- **WHAT THIS TASK INVOLVES**
Output every line of the material exactly, omitting images.

- **RECORD SET**
++++++++++

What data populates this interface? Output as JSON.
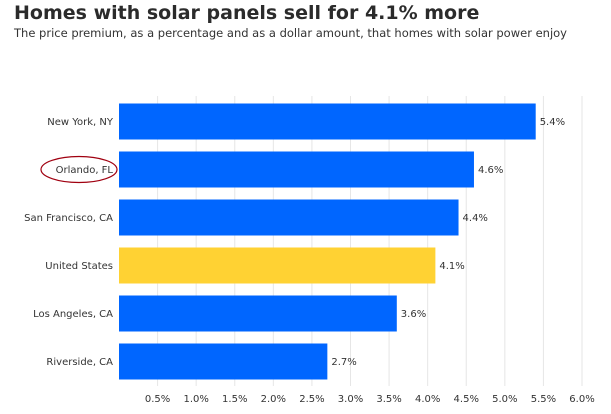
{
  "title": "Homes with solar panels sell for 4.1% more",
  "subtitle": "The price premium, as a percentage and as a dollar amount, that homes with solar power enjoy",
  "chart_data": {
    "type": "bar",
    "orientation": "horizontal",
    "categories": [
      "New York, NY",
      "Orlando, FL",
      "San Francisco, CA",
      "United States",
      "Los Angeles, CA",
      "Riverside, CA"
    ],
    "values": [
      5.4,
      4.6,
      4.4,
      4.1,
      3.6,
      2.7
    ],
    "value_labels": [
      "5.4%",
      "4.6%",
      "4.4%",
      "4.1%",
      "3.6%",
      "2.7%"
    ],
    "xlim": [
      0,
      6.0
    ],
    "x_ticks": [
      0.5,
      1.0,
      1.5,
      2.0,
      2.5,
      3.0,
      3.5,
      4.0,
      4.5,
      5.0,
      5.5,
      6.0
    ],
    "x_tick_labels": [
      "0.5%",
      "1.0%",
      "1.5%",
      "2.0%",
      "2.5%",
      "3.0%",
      "3.5%",
      "4.0%",
      "4.5%",
      "5.0%",
      "5.5%",
      "6.0%"
    ],
    "grid": true,
    "colors": {
      "default": "#0066ff",
      "highlight": "#ffd233",
      "annotation_ellipse": "#a00010",
      "grid": "#e6e6e6"
    },
    "highlighted_category": "United States",
    "annotated_category": "Orlando, FL"
  }
}
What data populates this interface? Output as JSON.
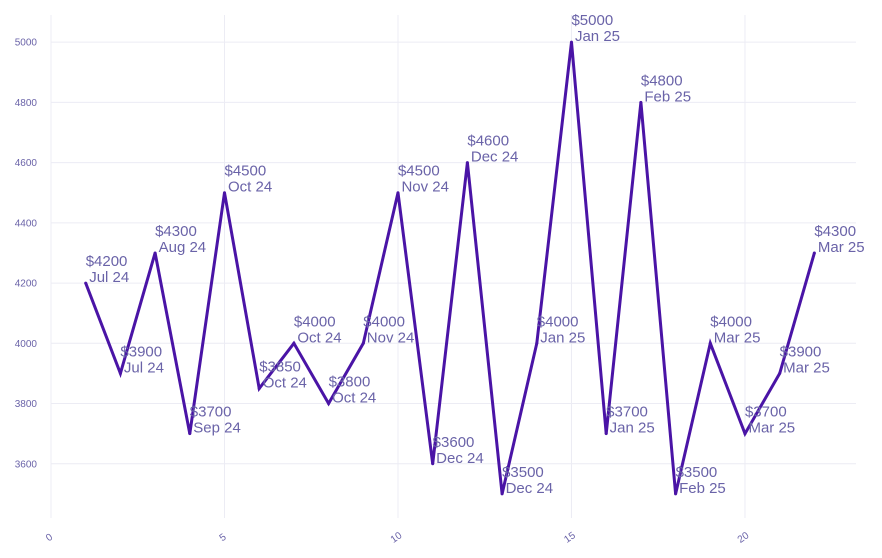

++++++++++

- **EXERCISE SOLUTION**
What data populates this interface? Output as JSON.
{
  "title": "Homes with solar panels sell for 4.1% more",
  "subtitle": "The price premium, as a percentage and as a dollar amount, that homes with solar power enjoy",
  "chart_data": {
    "type": "bar",
    "orientation": "horizontal",
    "categories": [
      "New York, NY",
      "Orlando, FL",
      "San Francisco, CA",
      "United States",
      "Los Angeles, CA",
      "Riverside, CA"
    ],
    "values": [
      5.4,
      4.6,
      4.4,
      4.1,
      3.6,
      2.7
    ],
    "value_labels": [
      "5.4%",
      "4.6%",
      "4.4%",
      "4.1%",
      "3.6%",
      "2.7%"
    ],
    "xlim": [
      0,
      6.0
    ],
    "x_ticks": [
      0.5,
      1.0,
      1.5,
      2.0,
      2.5,
      3.0,
      3.5,
      4.0,
      4.5,
      5.0,
      5.5,
      6.0
    ],
    "x_tick_labels": [
      "0.5%",
      "1.0%",
      "1.5%",
      "2.0%",
      "2.5%",
      "3.0%",
      "3.5%",
      "4.0%",
      "4.5%",
      "5.0%",
      "5.5%",
      "6.0%"
    ],
    "grid": true,
    "colors": {
      "default": "#0066ff",
      "highlight": "#ffd233",
      "annotation_ellipse": "#a00010",
      "grid": "#e6e6e6"
    },
    "highlighted_category": "United States",
    "annotated_category": "Orlando, FL"
  }
}
What data populates this interface? Output as JSON.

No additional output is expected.